* Your task *
Show all lines from the listing below that contain "Ներքին".

* Material shown *

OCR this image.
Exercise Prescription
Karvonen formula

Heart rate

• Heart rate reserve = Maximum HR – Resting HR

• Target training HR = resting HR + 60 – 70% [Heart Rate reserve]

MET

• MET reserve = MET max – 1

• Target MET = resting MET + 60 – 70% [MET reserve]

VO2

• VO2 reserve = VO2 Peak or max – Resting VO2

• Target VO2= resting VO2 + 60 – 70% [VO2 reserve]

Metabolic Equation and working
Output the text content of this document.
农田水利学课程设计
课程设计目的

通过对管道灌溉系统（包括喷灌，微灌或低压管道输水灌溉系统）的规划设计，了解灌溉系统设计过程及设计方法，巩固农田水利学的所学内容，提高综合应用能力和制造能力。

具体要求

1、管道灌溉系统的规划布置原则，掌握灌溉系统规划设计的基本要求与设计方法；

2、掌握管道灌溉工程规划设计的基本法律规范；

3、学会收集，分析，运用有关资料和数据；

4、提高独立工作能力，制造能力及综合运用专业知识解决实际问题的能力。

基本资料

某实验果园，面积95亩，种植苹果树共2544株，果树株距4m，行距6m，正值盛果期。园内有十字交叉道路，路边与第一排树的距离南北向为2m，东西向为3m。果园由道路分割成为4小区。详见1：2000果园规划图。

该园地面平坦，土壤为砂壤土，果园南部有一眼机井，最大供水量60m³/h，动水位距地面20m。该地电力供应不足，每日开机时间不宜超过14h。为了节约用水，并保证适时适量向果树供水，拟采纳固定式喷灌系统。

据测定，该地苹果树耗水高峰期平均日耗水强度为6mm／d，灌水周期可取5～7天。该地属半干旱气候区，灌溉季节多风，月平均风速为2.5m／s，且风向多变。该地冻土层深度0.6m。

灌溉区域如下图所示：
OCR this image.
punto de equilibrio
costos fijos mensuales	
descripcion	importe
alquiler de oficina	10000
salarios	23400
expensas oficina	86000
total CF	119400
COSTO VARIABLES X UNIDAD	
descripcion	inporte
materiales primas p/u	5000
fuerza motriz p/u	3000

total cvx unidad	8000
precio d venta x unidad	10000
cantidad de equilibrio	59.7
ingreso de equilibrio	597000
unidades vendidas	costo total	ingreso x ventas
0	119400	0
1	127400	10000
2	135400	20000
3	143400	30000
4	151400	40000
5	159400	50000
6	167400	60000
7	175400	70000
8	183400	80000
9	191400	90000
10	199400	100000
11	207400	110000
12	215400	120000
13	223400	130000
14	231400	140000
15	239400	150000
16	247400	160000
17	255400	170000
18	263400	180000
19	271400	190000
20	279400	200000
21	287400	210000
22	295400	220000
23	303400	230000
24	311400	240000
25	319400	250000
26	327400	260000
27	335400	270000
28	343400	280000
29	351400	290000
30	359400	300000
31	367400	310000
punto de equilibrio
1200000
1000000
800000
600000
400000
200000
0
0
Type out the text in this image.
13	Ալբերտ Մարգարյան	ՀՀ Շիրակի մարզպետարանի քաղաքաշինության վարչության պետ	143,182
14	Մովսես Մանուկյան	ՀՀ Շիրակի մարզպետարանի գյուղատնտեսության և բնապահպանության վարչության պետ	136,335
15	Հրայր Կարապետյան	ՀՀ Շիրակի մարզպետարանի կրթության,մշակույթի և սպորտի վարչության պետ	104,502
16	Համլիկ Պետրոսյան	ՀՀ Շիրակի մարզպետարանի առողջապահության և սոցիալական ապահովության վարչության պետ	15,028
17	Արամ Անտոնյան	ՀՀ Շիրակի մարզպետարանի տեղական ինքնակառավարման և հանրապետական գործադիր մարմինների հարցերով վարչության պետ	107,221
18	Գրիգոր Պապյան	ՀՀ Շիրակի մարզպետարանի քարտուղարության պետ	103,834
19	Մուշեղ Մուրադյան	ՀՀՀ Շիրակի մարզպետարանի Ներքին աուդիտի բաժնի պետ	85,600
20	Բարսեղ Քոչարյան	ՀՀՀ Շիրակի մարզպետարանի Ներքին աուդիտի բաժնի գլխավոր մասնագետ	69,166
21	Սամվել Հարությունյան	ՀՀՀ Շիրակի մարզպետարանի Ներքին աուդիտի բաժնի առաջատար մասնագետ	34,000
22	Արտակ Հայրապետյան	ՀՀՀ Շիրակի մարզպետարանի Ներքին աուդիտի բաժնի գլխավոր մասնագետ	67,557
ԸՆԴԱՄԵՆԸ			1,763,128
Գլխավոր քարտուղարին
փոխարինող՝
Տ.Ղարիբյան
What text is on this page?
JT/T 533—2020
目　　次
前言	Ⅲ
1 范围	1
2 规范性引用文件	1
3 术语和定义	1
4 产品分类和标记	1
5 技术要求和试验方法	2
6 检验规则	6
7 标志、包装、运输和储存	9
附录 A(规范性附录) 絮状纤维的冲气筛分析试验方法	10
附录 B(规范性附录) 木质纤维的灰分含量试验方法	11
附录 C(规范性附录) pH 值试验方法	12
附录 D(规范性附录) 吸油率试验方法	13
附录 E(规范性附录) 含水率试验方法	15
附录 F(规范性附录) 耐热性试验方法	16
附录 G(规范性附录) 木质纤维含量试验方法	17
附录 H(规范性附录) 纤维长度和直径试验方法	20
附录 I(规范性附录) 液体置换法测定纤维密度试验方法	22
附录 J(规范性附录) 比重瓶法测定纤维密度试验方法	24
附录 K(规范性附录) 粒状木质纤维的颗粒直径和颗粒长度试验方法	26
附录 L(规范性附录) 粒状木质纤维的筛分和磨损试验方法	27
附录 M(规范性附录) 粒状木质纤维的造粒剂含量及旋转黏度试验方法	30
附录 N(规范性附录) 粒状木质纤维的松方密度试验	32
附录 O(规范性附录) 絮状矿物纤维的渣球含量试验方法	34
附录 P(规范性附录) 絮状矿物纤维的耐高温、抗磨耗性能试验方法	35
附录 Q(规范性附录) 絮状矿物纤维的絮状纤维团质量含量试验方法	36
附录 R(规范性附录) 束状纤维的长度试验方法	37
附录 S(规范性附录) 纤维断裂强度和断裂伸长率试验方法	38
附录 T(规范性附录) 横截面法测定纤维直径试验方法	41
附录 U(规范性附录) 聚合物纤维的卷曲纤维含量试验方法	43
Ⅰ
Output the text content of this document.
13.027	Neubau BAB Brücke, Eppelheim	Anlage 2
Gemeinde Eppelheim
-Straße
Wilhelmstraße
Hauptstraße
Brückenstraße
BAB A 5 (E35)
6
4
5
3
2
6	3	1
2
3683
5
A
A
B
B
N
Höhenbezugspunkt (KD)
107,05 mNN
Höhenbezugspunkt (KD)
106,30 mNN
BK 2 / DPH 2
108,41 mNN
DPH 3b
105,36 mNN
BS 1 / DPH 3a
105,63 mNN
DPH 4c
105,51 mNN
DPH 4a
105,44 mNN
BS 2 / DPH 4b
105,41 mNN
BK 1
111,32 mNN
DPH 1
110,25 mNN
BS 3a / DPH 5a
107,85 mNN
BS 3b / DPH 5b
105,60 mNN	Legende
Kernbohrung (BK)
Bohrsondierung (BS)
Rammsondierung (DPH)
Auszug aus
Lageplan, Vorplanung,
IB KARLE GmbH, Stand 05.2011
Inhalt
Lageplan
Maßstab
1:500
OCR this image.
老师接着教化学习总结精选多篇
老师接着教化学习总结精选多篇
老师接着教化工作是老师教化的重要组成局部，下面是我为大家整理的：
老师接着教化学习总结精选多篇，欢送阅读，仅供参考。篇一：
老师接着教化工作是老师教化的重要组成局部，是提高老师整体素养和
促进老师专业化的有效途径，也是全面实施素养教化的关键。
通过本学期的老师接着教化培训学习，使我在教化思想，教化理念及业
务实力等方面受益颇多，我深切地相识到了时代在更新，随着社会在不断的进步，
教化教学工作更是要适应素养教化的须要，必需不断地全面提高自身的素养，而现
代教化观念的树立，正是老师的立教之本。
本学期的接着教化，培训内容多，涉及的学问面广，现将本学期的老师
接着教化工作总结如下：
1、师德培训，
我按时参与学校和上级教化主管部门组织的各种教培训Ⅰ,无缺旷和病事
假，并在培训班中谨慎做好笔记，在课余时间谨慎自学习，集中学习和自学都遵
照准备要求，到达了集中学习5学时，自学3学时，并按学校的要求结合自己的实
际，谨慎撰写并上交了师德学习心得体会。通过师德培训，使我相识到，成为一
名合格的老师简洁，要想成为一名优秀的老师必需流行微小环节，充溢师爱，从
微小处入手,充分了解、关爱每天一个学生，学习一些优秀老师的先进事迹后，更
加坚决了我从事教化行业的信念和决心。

* Reply to the exercise *
19	Մուշեղ Մուրադյան	ՀՀՀ Շիրակի մարզպետարանի Ներքին աուդիտի բաժնի պետ	85,600
20	Բարսեղ Քոչարյան	ՀՀՀ Շիրակի մարզպետարանի Ներքին աուդիտի բաժնի գլխավոր մասնագետ	69,166
21	Սամվել Հարությունյան	ՀՀՀ Շիրակի մարզպետարանի Ներքին աուդիտի բաժնի առաջատար մասնագետ	34,000
22	Արտակ Հայրապետյան	ՀՀՀ Շիրակի մարզպետարանի Ներքին աուդիտի բաժնի գլխավոր մասնագետ	67,557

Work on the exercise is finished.